*Aim of the task*:
Please list all lines of the material below in which the string "color" occurs.

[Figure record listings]
━━━━━━━━━━━━━━━━
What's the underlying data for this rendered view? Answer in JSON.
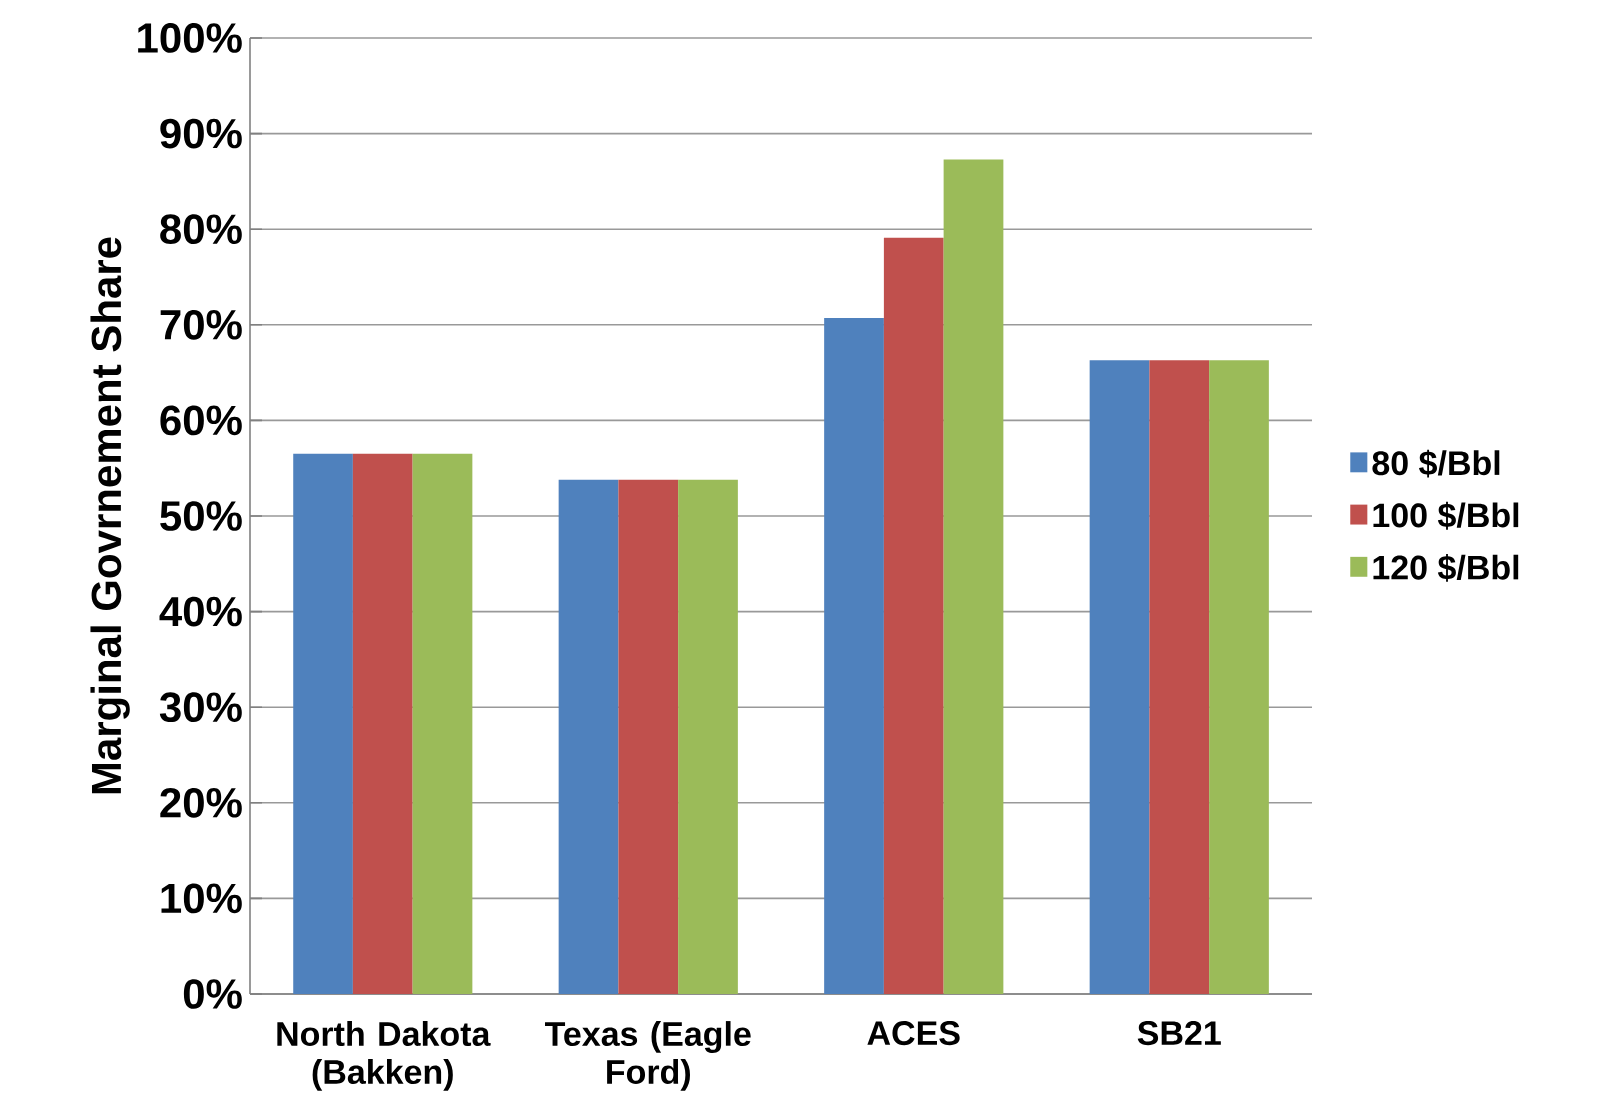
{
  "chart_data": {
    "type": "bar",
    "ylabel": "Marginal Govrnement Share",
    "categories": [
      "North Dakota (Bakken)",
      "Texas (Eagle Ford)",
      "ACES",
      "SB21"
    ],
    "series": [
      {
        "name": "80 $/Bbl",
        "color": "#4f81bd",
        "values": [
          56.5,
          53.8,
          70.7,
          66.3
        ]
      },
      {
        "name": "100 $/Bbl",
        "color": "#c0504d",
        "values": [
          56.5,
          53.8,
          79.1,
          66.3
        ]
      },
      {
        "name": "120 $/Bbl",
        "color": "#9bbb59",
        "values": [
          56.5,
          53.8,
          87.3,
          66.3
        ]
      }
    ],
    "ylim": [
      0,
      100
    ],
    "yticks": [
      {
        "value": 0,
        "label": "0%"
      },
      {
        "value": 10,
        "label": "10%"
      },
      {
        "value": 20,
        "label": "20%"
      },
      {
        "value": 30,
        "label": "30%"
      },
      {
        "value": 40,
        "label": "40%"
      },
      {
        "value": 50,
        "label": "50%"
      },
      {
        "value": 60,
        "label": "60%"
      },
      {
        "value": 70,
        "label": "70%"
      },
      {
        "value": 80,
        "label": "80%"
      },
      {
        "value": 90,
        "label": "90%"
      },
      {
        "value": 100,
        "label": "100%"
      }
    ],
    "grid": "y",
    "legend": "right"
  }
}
━━━━━━━━━━━━━━━━
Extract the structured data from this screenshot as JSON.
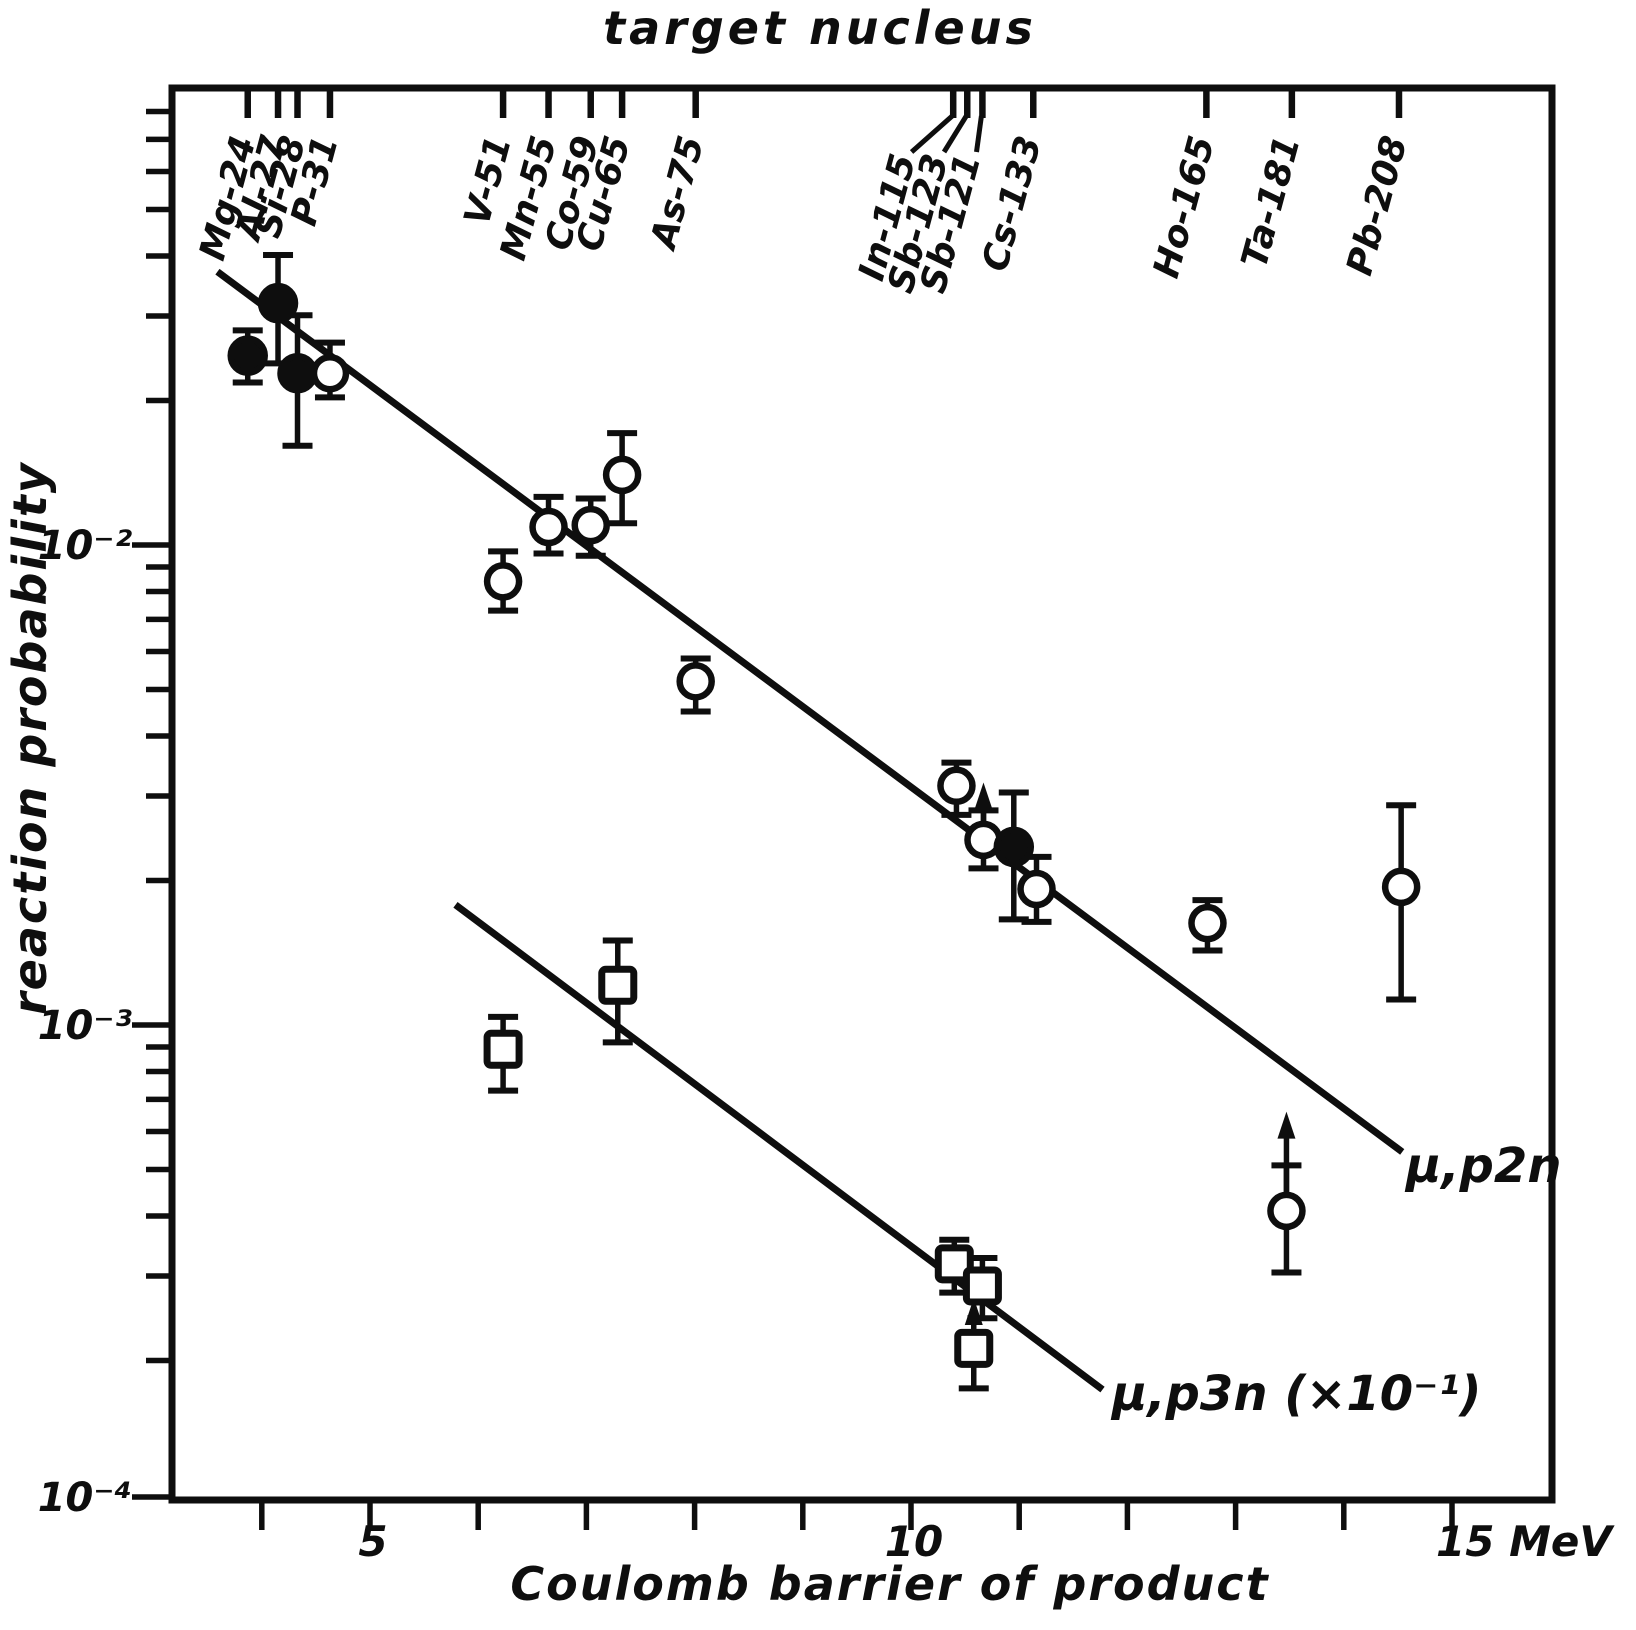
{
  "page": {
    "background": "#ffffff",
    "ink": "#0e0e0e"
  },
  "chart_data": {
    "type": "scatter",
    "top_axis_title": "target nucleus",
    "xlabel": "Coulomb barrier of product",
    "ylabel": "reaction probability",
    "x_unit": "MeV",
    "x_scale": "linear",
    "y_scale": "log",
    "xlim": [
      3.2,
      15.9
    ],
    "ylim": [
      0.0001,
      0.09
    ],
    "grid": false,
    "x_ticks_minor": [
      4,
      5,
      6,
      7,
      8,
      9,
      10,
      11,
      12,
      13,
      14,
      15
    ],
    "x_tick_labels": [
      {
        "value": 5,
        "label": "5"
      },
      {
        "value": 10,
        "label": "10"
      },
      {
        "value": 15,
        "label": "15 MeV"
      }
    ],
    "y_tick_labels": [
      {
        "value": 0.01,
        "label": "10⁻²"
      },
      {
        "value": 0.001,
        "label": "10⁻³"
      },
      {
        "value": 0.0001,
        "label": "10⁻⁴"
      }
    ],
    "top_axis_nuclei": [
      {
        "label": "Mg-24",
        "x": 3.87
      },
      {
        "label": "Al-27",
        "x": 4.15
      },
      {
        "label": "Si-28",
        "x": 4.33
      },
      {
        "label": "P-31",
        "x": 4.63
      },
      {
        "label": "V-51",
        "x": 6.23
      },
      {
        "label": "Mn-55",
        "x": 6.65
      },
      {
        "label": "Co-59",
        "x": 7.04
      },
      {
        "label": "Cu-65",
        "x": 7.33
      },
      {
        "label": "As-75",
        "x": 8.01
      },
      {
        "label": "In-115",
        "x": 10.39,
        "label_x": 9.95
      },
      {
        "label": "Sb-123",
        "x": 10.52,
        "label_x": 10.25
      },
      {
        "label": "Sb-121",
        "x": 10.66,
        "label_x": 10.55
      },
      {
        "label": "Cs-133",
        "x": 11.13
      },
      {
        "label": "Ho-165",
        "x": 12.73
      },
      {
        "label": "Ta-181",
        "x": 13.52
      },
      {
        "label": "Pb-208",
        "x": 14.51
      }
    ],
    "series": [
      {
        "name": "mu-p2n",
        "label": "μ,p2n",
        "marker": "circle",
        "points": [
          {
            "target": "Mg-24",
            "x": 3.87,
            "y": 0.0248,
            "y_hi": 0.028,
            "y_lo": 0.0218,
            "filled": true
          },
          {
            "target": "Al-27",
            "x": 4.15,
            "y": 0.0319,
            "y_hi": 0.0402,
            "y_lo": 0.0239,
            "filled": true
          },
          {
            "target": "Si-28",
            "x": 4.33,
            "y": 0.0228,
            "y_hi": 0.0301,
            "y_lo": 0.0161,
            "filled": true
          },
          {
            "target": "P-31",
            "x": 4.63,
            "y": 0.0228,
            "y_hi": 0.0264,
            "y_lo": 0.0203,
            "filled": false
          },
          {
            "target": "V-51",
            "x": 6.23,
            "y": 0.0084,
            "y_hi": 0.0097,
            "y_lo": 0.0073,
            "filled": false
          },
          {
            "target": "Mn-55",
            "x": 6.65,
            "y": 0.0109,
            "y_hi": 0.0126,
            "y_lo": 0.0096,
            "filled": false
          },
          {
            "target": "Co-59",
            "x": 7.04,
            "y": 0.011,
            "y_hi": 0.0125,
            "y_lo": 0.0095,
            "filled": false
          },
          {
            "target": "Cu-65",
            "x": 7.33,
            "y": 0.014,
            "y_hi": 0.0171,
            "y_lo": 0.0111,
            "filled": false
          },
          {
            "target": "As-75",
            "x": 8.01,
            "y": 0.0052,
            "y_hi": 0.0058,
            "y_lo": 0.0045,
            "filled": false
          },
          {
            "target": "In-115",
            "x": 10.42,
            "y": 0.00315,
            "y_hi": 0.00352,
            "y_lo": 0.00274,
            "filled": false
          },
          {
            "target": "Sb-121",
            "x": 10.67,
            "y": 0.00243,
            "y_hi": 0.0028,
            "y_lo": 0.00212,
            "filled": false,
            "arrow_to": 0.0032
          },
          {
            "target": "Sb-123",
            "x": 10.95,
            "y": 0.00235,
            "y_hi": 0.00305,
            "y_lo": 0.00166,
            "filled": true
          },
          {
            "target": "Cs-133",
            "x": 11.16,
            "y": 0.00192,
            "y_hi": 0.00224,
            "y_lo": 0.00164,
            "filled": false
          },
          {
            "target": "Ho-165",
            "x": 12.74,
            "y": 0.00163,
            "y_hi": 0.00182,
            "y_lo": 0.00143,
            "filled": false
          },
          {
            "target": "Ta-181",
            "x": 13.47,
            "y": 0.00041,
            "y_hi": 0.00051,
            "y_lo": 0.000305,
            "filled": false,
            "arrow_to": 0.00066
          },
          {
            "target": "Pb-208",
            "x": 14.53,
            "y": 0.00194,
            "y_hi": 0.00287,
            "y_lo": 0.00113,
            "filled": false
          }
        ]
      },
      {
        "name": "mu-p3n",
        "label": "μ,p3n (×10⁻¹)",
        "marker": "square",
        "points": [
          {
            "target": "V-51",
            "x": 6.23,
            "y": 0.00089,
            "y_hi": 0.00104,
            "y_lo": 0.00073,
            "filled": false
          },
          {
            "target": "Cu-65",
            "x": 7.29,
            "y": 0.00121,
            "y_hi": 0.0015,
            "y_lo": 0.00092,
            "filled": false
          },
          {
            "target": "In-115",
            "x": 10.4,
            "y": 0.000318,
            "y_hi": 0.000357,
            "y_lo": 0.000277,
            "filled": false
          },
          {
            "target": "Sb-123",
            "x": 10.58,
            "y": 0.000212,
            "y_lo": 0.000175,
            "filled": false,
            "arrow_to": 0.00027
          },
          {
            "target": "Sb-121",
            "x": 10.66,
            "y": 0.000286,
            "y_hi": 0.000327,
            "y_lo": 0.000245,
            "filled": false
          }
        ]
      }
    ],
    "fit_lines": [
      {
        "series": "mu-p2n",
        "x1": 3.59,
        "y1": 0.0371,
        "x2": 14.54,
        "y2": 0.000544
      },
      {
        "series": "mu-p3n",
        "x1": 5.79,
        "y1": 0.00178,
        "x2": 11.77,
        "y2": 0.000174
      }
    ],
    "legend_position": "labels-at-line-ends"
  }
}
━━━━━━━━━━━━━━━━
*Result of the exercise*:
        "color": "#4f81bd",
        "color": "#c0504d",
        "color": "#9bbb59",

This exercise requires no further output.